-- BEGIN Data records --

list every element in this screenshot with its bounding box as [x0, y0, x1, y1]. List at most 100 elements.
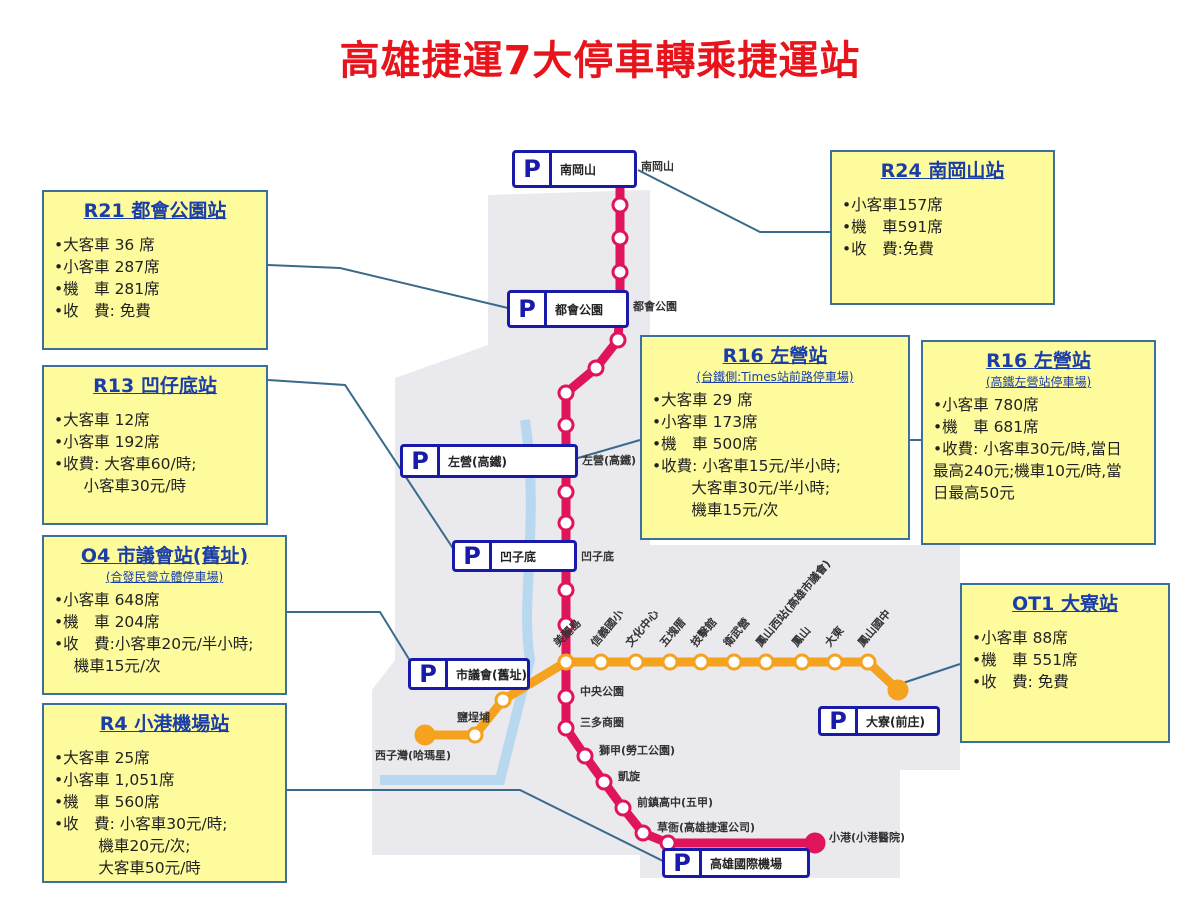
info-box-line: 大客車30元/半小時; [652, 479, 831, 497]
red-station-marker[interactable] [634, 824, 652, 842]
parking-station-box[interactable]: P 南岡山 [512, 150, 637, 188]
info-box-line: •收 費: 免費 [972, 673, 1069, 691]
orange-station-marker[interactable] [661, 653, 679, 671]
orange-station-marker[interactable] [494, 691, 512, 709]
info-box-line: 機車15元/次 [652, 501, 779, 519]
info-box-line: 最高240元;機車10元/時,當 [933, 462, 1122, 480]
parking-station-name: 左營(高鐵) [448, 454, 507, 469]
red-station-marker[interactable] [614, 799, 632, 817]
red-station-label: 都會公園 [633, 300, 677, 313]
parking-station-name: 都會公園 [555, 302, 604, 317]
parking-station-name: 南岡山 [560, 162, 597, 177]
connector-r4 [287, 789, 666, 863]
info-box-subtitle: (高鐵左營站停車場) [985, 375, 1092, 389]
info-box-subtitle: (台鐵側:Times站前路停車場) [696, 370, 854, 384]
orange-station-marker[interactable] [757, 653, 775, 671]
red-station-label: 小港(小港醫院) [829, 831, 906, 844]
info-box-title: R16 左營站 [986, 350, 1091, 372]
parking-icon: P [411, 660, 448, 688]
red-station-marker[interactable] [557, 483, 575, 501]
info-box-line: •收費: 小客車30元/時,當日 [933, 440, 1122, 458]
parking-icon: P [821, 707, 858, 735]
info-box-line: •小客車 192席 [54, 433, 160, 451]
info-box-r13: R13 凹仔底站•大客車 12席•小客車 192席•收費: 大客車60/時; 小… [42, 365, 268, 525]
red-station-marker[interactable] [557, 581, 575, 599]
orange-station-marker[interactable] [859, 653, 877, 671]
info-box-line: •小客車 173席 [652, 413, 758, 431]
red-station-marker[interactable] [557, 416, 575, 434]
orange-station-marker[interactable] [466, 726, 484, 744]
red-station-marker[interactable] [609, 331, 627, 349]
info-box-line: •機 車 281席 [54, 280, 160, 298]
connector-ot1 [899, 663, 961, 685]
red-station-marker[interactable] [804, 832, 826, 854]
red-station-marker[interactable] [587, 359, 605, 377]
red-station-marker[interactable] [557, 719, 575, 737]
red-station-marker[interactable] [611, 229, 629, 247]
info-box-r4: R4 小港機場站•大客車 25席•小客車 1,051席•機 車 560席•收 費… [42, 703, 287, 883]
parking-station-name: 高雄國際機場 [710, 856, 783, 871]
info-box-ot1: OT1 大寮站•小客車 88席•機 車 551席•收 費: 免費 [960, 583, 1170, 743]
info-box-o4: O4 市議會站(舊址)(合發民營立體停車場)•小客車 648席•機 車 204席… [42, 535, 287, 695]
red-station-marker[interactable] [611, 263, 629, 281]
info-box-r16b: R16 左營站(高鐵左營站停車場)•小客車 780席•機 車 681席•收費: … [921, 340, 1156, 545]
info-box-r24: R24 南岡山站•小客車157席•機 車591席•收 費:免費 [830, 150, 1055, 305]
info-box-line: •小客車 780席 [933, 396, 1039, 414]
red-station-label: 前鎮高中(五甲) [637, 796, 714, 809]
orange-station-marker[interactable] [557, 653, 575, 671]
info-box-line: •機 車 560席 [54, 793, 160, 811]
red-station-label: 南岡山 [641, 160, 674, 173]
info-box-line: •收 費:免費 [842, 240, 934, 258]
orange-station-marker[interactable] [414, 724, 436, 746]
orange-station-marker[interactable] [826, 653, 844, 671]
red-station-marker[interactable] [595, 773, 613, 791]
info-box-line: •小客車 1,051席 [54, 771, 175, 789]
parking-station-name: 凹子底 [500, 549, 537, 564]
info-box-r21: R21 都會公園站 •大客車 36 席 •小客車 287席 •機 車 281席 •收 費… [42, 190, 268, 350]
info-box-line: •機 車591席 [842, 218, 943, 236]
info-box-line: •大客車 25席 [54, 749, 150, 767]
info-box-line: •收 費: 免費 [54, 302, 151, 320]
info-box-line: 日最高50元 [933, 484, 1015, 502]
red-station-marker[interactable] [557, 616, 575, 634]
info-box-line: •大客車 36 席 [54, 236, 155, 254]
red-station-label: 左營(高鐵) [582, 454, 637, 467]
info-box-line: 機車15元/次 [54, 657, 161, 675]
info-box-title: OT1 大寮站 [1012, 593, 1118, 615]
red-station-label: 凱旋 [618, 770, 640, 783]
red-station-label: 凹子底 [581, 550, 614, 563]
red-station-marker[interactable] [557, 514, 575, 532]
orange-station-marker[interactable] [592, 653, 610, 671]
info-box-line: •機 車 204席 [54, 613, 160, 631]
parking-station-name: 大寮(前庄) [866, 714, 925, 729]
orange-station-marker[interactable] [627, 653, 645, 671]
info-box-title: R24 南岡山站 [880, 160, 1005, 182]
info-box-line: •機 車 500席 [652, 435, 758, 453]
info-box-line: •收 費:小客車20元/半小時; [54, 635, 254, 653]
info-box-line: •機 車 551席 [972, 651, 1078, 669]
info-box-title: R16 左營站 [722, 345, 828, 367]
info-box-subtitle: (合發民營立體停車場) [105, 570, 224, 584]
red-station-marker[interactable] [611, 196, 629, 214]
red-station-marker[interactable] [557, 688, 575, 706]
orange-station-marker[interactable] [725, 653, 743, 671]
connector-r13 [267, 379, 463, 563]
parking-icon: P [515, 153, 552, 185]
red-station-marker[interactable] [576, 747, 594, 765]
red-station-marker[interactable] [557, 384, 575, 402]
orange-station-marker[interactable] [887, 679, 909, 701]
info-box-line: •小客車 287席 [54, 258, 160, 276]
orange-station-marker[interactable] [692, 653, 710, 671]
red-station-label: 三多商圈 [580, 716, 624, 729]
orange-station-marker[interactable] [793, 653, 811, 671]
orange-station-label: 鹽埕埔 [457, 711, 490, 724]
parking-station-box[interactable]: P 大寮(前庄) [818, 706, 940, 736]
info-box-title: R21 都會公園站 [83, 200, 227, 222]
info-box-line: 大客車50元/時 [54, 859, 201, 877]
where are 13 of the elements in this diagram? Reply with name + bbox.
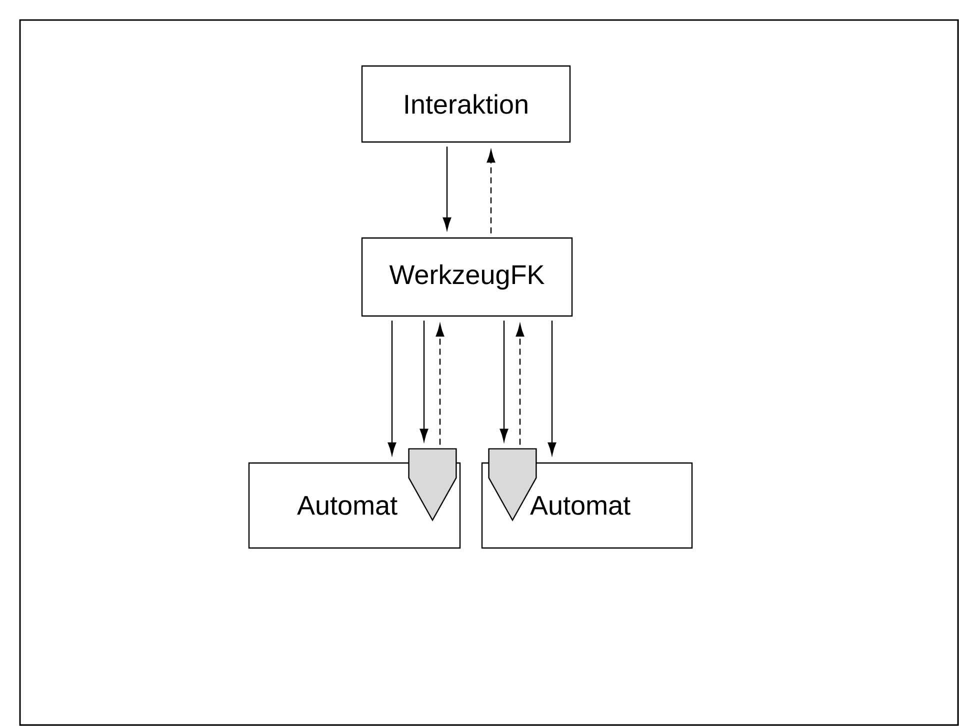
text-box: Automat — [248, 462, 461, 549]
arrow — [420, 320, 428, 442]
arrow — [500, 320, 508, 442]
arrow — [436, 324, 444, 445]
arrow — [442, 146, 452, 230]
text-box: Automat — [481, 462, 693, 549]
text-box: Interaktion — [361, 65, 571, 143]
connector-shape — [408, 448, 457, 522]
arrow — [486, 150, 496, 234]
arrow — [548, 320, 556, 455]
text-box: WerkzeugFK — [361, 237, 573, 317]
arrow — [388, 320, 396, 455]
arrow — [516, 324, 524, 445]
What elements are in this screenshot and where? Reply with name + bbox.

-- END Data records --

Task objective:
List each line of the listing above that contains the string "elements", copying every such line in full.

Output of the task:
list every element in this screenshot with its bounding box as [x0, y0, x1, y1]. List at most 100 elements.
where are 13 of the elements in this diagram? Reply with name + bbox.
What elements are in this screenshot and where? Reply with name + bbox.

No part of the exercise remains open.